** What the task asks **
Of all the lines in the records below, how many hold the word "events"? Give the number alone.

------------------------------------------------------------------------

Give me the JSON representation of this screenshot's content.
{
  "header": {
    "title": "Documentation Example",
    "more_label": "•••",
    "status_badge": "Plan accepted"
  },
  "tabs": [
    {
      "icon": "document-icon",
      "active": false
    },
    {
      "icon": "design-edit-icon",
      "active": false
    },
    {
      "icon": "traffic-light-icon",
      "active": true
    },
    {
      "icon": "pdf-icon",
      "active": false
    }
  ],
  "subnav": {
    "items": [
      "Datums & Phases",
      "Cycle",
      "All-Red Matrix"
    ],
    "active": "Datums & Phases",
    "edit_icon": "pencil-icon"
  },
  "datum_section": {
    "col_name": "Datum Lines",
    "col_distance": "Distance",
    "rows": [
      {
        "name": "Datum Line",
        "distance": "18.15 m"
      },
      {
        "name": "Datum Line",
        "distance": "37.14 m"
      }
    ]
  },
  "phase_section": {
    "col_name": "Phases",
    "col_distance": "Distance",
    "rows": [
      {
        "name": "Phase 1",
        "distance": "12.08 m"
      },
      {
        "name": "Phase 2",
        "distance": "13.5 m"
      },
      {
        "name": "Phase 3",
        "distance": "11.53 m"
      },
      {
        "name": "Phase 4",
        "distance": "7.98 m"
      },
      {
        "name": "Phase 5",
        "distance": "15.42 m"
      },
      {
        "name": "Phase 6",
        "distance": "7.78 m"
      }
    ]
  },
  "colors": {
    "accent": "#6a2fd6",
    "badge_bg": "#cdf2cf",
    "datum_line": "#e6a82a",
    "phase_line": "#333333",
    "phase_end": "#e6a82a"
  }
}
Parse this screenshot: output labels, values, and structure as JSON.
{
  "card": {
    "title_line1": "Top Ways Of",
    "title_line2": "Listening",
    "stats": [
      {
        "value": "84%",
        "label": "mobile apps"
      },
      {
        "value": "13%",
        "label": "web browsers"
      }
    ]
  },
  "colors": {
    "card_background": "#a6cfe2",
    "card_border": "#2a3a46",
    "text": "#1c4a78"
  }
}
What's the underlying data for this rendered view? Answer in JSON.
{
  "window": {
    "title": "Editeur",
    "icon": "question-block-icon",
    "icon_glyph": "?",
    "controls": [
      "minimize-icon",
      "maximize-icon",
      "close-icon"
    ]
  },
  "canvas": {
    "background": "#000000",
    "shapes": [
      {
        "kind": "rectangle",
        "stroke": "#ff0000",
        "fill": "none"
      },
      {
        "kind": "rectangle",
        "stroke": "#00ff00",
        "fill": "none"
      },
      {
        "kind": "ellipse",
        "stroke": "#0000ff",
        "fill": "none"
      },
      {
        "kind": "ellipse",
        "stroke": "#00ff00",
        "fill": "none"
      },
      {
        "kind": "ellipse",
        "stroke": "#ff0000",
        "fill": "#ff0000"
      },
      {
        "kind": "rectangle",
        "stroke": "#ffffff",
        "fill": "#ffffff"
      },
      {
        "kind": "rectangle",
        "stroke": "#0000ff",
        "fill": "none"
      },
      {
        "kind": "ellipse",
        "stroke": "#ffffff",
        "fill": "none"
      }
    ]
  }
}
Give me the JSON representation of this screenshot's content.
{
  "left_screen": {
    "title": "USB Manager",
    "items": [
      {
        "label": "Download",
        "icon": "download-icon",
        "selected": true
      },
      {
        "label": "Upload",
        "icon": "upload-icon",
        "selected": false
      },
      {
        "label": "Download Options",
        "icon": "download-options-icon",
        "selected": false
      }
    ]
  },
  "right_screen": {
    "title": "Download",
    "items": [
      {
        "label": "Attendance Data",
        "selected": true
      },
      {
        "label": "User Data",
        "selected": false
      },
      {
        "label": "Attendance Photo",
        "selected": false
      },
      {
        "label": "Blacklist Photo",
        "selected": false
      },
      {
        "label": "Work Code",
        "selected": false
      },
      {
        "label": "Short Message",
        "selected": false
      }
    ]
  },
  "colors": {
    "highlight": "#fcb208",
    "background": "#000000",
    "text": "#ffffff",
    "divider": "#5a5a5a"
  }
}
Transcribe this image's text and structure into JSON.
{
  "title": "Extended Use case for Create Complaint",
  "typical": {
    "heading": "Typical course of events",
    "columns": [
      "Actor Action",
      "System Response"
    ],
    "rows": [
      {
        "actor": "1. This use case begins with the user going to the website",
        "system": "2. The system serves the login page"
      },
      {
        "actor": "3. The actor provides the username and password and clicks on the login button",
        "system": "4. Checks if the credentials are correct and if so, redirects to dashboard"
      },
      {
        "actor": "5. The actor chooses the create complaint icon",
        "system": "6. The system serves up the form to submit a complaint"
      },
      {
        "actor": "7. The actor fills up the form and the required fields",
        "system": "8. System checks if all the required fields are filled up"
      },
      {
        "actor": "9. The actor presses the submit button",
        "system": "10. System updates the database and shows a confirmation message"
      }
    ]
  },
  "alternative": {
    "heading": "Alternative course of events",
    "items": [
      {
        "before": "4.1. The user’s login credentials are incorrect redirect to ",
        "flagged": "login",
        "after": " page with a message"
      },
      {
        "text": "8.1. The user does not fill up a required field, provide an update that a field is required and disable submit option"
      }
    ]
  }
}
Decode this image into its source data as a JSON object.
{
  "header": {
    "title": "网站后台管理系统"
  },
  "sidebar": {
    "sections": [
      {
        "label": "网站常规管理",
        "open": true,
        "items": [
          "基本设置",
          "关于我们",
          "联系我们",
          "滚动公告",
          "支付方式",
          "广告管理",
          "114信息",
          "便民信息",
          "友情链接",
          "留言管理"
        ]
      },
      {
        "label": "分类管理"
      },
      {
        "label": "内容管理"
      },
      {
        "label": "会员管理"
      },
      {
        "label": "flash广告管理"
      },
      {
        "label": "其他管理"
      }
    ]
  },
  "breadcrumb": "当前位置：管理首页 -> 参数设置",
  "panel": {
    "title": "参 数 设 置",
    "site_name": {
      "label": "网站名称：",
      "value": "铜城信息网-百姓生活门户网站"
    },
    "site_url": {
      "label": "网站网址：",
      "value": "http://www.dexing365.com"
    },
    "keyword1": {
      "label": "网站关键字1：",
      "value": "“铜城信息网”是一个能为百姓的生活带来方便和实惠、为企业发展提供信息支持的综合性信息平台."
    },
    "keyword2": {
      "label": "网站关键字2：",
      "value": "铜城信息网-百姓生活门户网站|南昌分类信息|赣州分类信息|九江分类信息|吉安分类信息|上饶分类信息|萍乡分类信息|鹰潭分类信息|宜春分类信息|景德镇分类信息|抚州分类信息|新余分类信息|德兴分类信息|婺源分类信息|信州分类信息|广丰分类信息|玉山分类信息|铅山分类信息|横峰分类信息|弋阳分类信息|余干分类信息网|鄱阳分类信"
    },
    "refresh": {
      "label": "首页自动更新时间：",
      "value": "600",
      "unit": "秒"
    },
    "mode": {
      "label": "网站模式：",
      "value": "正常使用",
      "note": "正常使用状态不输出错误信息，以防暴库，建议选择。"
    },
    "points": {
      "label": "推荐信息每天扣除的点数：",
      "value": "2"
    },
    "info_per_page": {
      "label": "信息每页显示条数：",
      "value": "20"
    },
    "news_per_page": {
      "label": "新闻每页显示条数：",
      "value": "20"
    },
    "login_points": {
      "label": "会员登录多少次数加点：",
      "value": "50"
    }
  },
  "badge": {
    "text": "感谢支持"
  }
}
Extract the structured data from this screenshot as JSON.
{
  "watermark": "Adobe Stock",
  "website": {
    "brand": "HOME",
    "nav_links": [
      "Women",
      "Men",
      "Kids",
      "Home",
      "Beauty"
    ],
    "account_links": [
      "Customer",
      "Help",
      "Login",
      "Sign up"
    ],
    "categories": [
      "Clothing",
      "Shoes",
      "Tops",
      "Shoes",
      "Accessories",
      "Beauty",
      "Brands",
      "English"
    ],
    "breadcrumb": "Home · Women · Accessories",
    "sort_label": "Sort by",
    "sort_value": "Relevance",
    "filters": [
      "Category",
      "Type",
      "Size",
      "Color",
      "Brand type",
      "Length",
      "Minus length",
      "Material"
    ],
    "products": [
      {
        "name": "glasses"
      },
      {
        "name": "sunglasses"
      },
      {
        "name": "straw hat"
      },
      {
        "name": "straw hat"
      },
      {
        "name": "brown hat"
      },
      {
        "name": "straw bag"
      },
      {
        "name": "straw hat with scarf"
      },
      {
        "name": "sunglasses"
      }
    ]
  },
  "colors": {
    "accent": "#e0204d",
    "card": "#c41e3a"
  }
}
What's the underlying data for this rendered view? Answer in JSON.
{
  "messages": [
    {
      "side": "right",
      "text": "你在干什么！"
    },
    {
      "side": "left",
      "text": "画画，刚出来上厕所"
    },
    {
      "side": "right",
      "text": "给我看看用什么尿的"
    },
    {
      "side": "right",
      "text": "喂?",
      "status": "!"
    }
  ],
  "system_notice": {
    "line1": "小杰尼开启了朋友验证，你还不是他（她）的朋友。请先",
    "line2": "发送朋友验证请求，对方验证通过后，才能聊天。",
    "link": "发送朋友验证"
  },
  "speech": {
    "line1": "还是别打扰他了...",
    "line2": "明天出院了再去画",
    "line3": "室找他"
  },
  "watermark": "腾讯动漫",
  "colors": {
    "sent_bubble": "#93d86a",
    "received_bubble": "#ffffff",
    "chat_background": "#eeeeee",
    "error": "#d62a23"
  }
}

------------------------------------------------------------------------

** The answer **
2